### [Aim of the exercise]
Copy every line of the records below that holds the word "photo".

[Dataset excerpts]
● ● ● ● ●
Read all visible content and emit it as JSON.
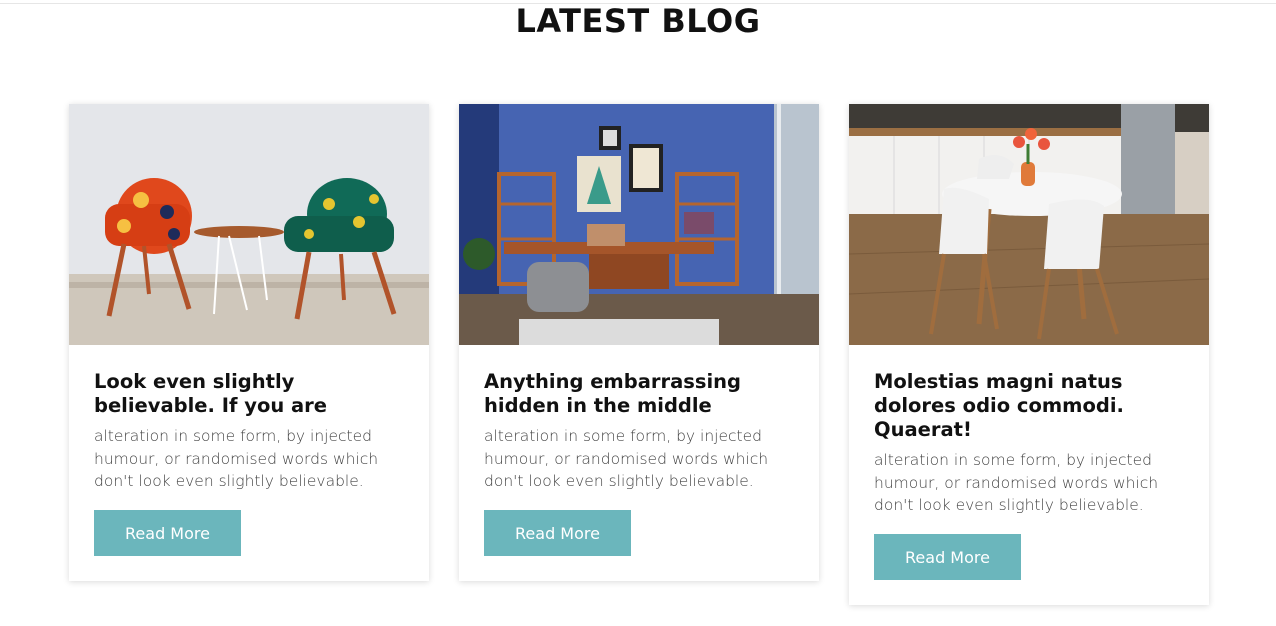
{
  "section": {
    "title": "LATEST BLOG"
  },
  "posts": [
    {
      "title": "Look even slightly believable. If you are",
      "excerpt": "alteration in some form, by injected humour, or randomised words which don't look even slightly believable.",
      "button": "Read More",
      "image_icon": "chairs-photo"
    },
    {
      "title": "Anything embarrassing hidden in the middle",
      "excerpt": "alteration in some form, by injected humour, or randomised words which don't look even slightly believable.",
      "button": "Read More",
      "image_icon": "office-room-photo"
    },
    {
      "title": "Molestias magni natus dolores odio commodi. Quaerat!",
      "excerpt": "alteration in some form, by injected humour, or randomised words which don't look even slightly believable.",
      "button": "Read More",
      "image_icon": "dining-kitchen-photo"
    }
  ],
  "colors": {
    "button_bg": "#6bb6bc",
    "button_text": "#ffffff",
    "title": "#111111",
    "text": "#444444"
  }
}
● ● ● ● ●
### [Result of this task]
      "image_icon": "chairs-photo"
      "image_icon": "office-room-photo"
      "image_icon": "dining-kitchen-photo"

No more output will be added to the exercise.